• Goal of the exercise
Write out the entire listing below exactly as it appears, minus any pictures.

Data entries:
--- Start ---
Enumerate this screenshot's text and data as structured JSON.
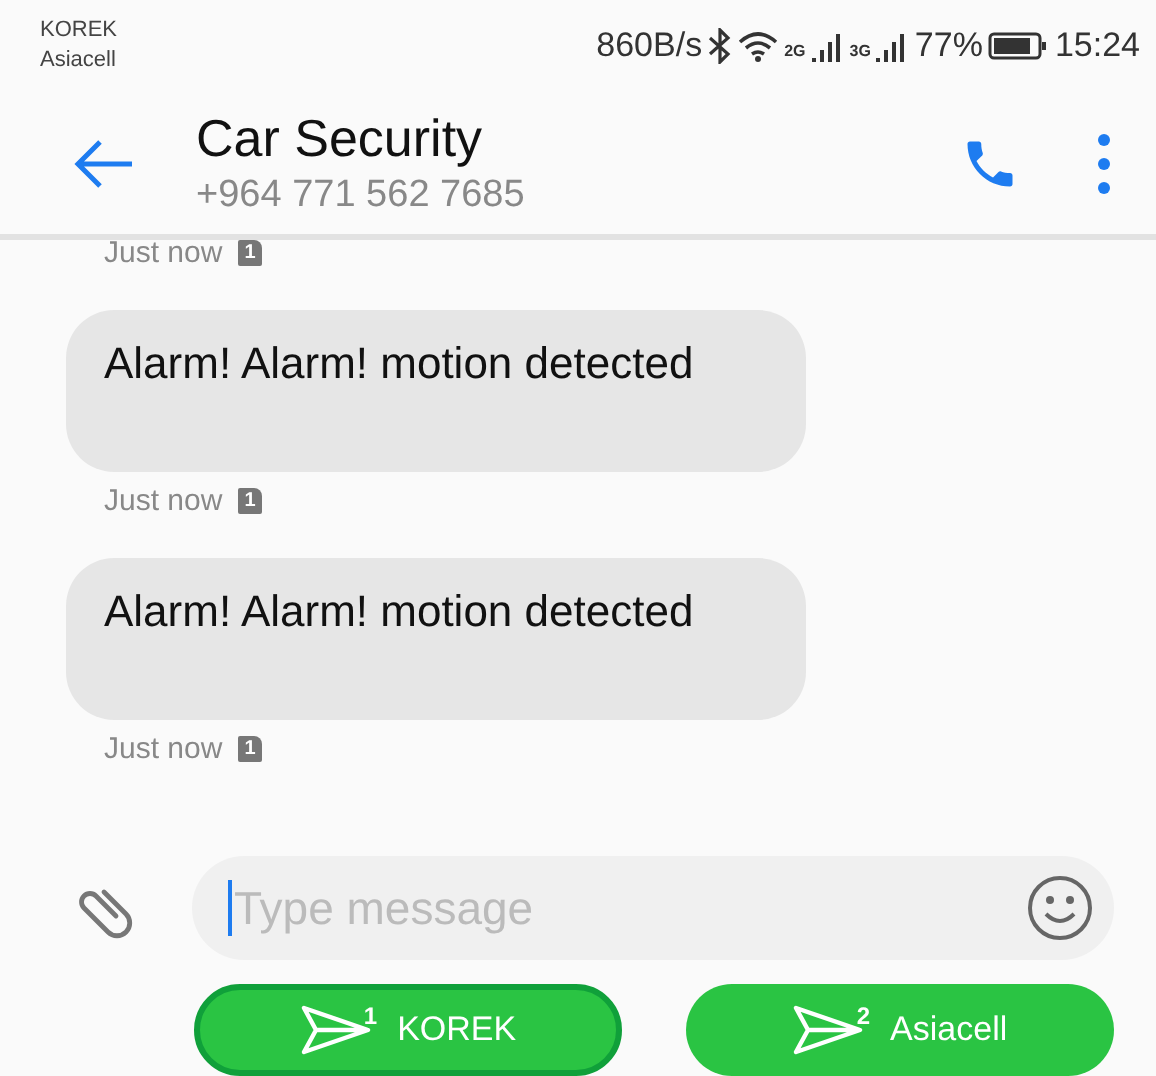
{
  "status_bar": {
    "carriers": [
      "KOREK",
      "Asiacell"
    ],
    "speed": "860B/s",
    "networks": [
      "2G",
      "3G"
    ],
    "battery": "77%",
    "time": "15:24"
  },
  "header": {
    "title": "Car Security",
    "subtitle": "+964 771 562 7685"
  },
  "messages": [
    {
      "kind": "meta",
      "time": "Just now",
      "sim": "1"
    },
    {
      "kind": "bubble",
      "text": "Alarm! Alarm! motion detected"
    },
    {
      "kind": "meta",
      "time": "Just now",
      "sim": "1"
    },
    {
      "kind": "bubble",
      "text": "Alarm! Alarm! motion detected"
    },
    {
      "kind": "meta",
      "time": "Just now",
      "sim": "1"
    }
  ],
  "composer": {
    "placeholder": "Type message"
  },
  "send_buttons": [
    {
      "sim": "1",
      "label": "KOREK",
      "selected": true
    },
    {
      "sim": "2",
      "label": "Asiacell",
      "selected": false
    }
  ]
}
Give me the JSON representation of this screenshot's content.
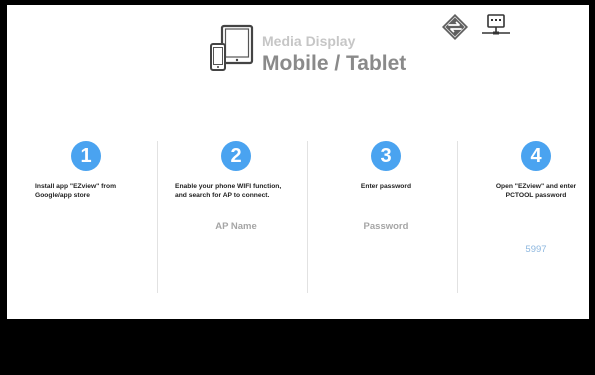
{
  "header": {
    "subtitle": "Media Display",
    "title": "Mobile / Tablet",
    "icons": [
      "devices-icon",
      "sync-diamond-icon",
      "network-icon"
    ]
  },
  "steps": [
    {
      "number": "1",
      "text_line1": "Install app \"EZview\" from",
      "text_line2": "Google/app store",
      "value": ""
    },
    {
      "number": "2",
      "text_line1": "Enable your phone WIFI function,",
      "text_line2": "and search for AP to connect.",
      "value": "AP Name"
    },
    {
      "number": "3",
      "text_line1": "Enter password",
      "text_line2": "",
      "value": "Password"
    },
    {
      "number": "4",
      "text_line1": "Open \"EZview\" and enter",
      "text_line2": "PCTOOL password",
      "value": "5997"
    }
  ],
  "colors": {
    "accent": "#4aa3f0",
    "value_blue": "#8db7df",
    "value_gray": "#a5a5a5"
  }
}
--- End ---
• Task response
Enumerate this screenshot's text and data as structured JSON.
{
  "status_bar": {
    "carriers": [
      "KOREK",
      "Asiacell"
    ],
    "speed": "860B/s",
    "networks": [
      "2G",
      "3G"
    ],
    "battery": "77%",
    "time": "15:24"
  },
  "header": {
    "title": "Car Security",
    "subtitle": "+964 771 562 7685"
  },
  "messages": [
    {
      "kind": "meta",
      "time": "Just now",
      "sim": "1"
    },
    {
      "kind": "bubble",
      "text": "Alarm! Alarm! motion detected"
    },
    {
      "kind": "meta",
      "time": "Just now",
      "sim": "1"
    },
    {
      "kind": "bubble",
      "text": "Alarm! Alarm! motion detected"
    },
    {
      "kind": "meta",
      "time": "Just now",
      "sim": "1"
    }
  ],
  "composer": {
    "placeholder": "Type message"
  },
  "send_buttons": [
    {
      "sim": "1",
      "label": "KOREK",
      "selected": true
    },
    {
      "sim": "2",
      "label": "Asiacell",
      "selected": false
    }
  ]
}
Give me the JSON representation of this screenshot's content.
{
  "header": {
    "subtitle": "Media Display",
    "title": "Mobile / Tablet",
    "icons": [
      "devices-icon",
      "sync-diamond-icon",
      "network-icon"
    ]
  },
  "steps": [
    {
      "number": "1",
      "text_line1": "Install app \"EZview\" from",
      "text_line2": "Google/app store",
      "value": ""
    },
    {
      "number": "2",
      "text_line1": "Enable your phone WIFI function,",
      "text_line2": "and search for AP to connect.",
      "value": "AP Name"
    },
    {
      "number": "3",
      "text_line1": "Enter password",
      "text_line2": "",
      "value": "Password"
    },
    {
      "number": "4",
      "text_line1": "Open \"EZview\" and enter",
      "text_line2": "PCTOOL password",
      "value": "5997"
    }
  ],
  "colors": {
    "accent": "#4aa3f0",
    "value_blue": "#8db7df",
    "value_gray": "#a5a5a5"
  }
}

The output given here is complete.